** start RECORDS SUPPLIED **

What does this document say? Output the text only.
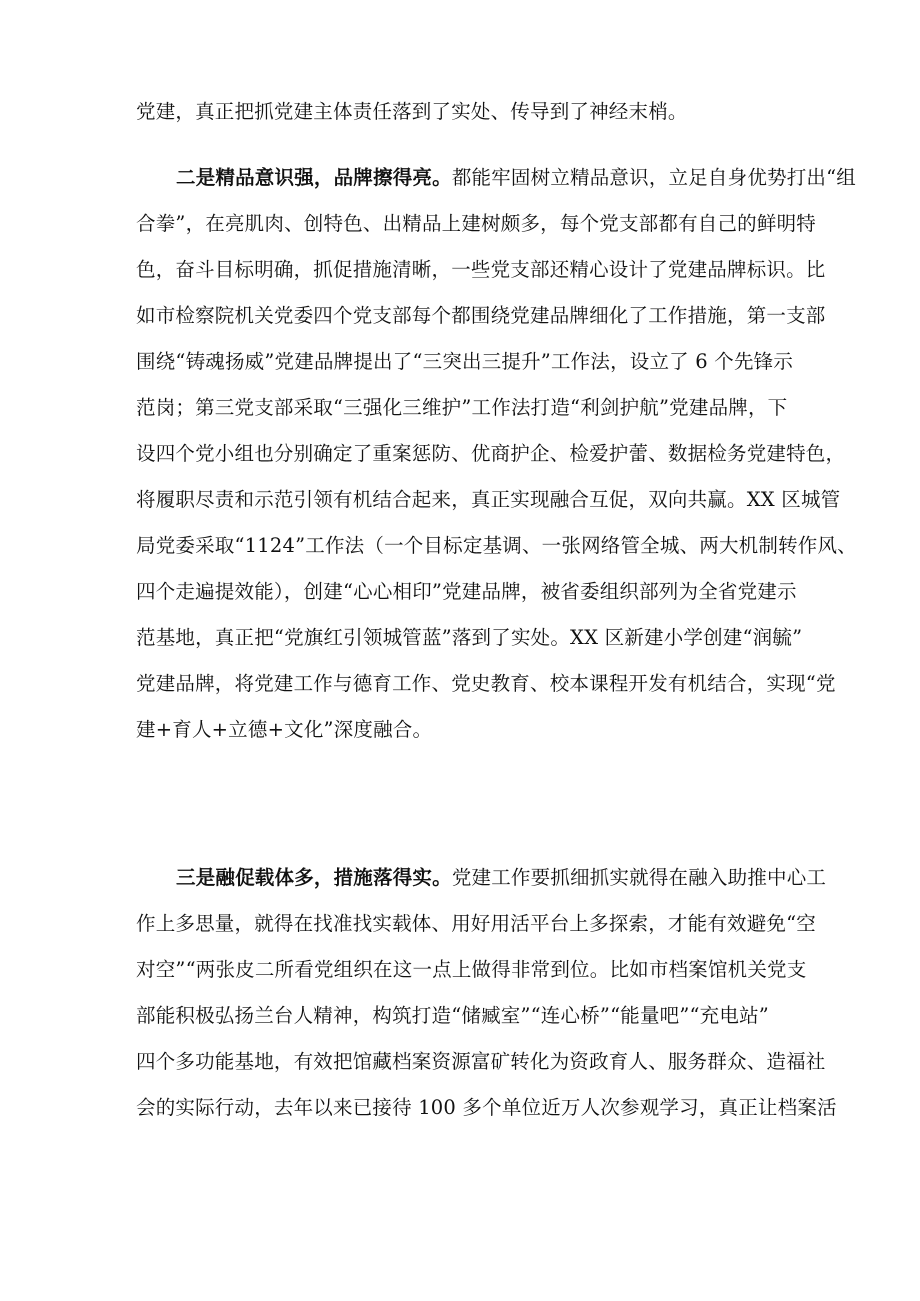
党建，真正把抓党建主体责任落到了实处、传导到了神经末梢。
二是精品意识强，品牌擦得亮。都能牢固树立精品意识，立足自身优势打出“组
合拳”，在亮肌肉、创特色、出精品上建树颇多，每个党支部都有自己的鲜明特
色，奋斗目标明确，抓促措施清晰，一些党支部还精心设计了党建品牌标识。比
如市检察院机关党委四个党支部每个都围绕党建品牌细化了工作措施，第一支部
围绕“铸魂扬威”党建品牌提出了“三突出三提升”工作法，设立了 6 个先锋示
范岗；第三党支部采取“三强化三维护”工作法打造“利剑护航”党建品牌，下
设四个党小组也分别确定了重案惩防、优商护企、检爱护蕾、数据检务党建特色，
将履职尽责和示范引领有机结合起来，真正实现融合互促，双向共赢。XX 区城管
局党委采取“1124”工作法（一个目标定基调、一张网络管全城、两大机制转作风、
四个走遍提效能），创建“心心相印”党建品牌，被省委组织部列为全省党建示
范基地，真正把“党旗红引领城管蓝”落到了实处。XX 区新建小学创建“润毓”
党建品牌，将党建工作与德育工作、党史教育、校本课程开发有机结合，实现“党
建+育人+立德+文化”深度融合。
三是融促载体多，措施落得实。党建工作要抓细抓实就得在融入助推中心工
作上多思量，就得在找准找实载体、用好用活平台上多探索，才能有效避免“空
对空”“两张皮二所看党组织在这一点上做得非常到位。比如市档案馆机关党支
部能积极弘扬兰台人精神，构筑打造“储臧室”“连心桥”“能量吧”“充电站”
四个多功能基地，有效把馆藏档案资源富矿转化为资政育人、服务群众、造福社
会的实际行动，去年以来已接待 100 多个单位近万人次参观学习，真正让档案活
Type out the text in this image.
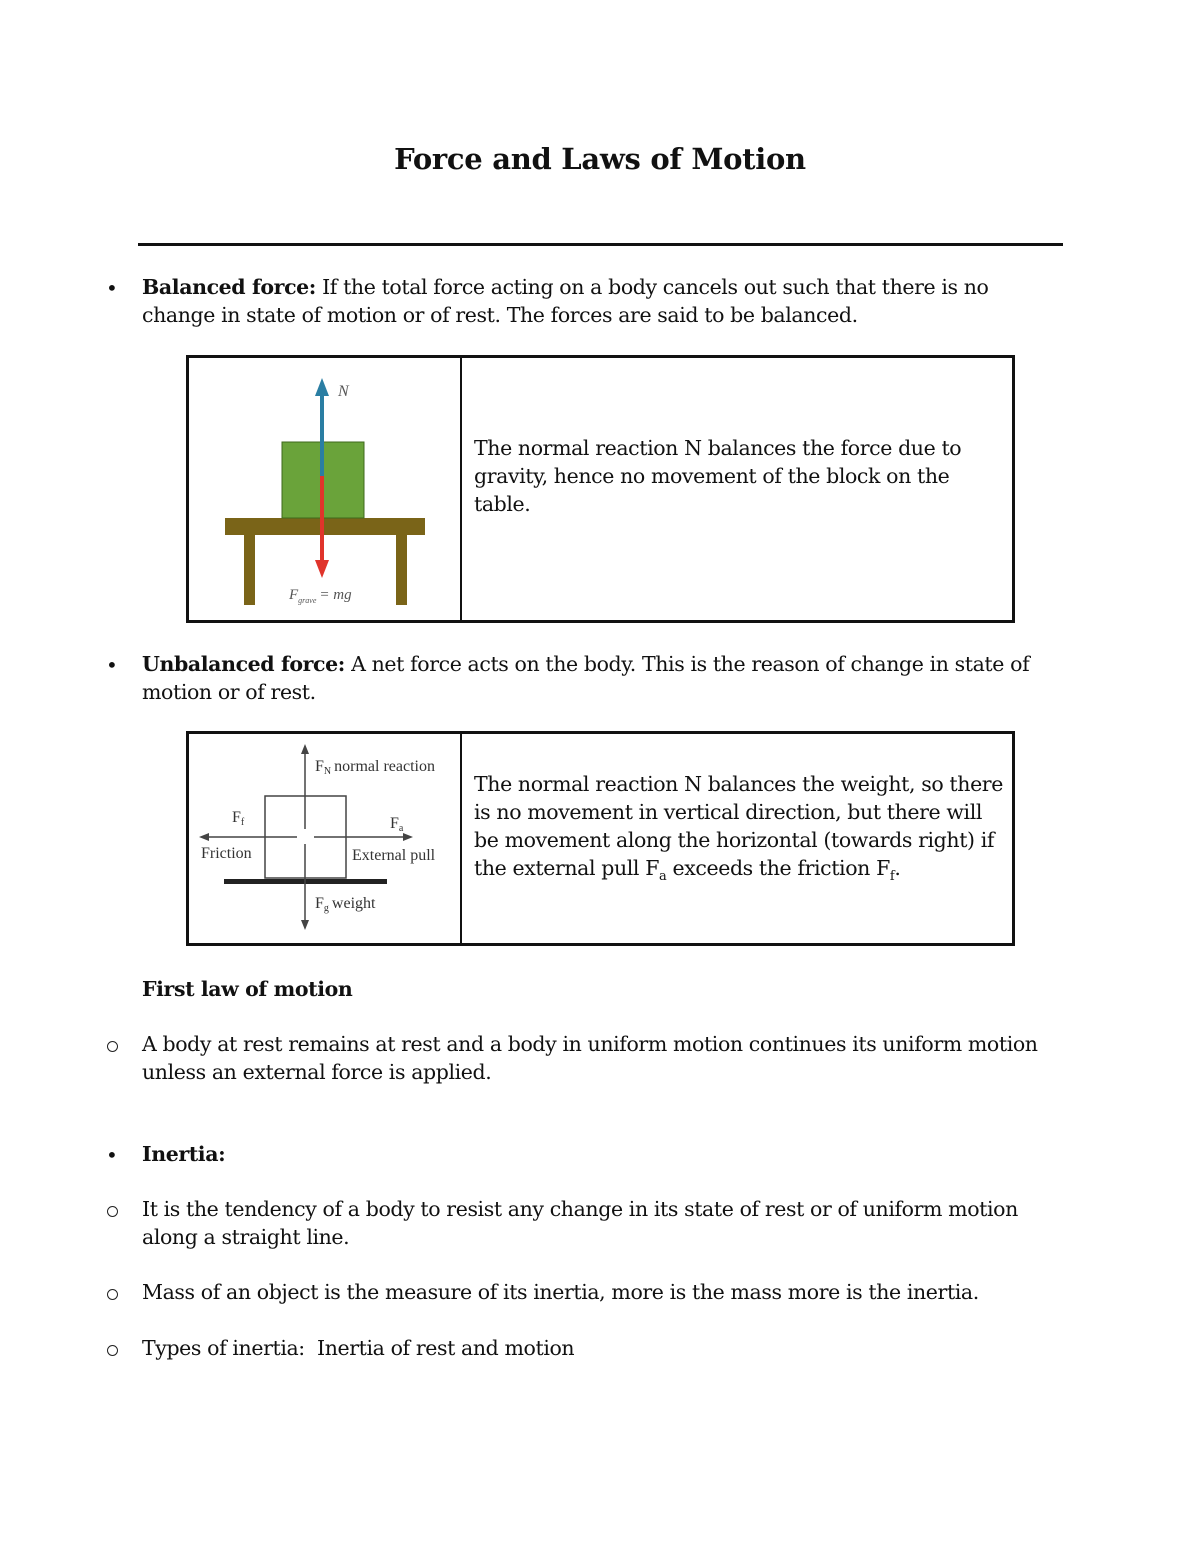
Force and Laws of Motion
• Balanced force: If the total force acting on a body cancels out such that there is no change in state of motion or of rest. The forces are said to be balanced.
N
$F_{grave}$ = mg
The normal reaction N balances the force due to gravity, hence no movement of the block on the table.
• Unbalanced force: A net force acts on the body. This is the reason of change in state of motion or of rest.
FN normal reaction
Ff
Friction
Fa
External pull
Fg weight
The normal reaction N balances the weight, so there is no movement in vertical direction, but there will be movement along the horizontal (towards right) if the external pull $F_a$ exceeds the friction $F_f$.
First law of motion
A body at rest remains at rest and a body in uniform motion continues its uniform motion unless an external force is applied.
• Inertia:
It is the tendency of a body to resist any change in its state of rest or of uniform motion along a straight line.
Mass of an object is the measure of its inertia, more is the mass more is the inertia.
Types of inertia:  Inertia of rest and motion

** end RECORDS SUPPLIED **

EXERCISE REQUIREMENTS: Find each line holding the word "body" and copy it.

FINAL RESULT:
• Balanced force: If the total force acting on a body cancels out such that there is no change in state of motion or of rest. The forces are said to be balanced.
• Unbalanced force: A net force acts on the body. This is the reason of change in state of motion or of rest.
A body at rest remains at rest and a body in uniform motion continues its uniform motion unless an external force is applied.
It is the tendency of a body to resist any change in its state of rest or of uniform motion along a straight line.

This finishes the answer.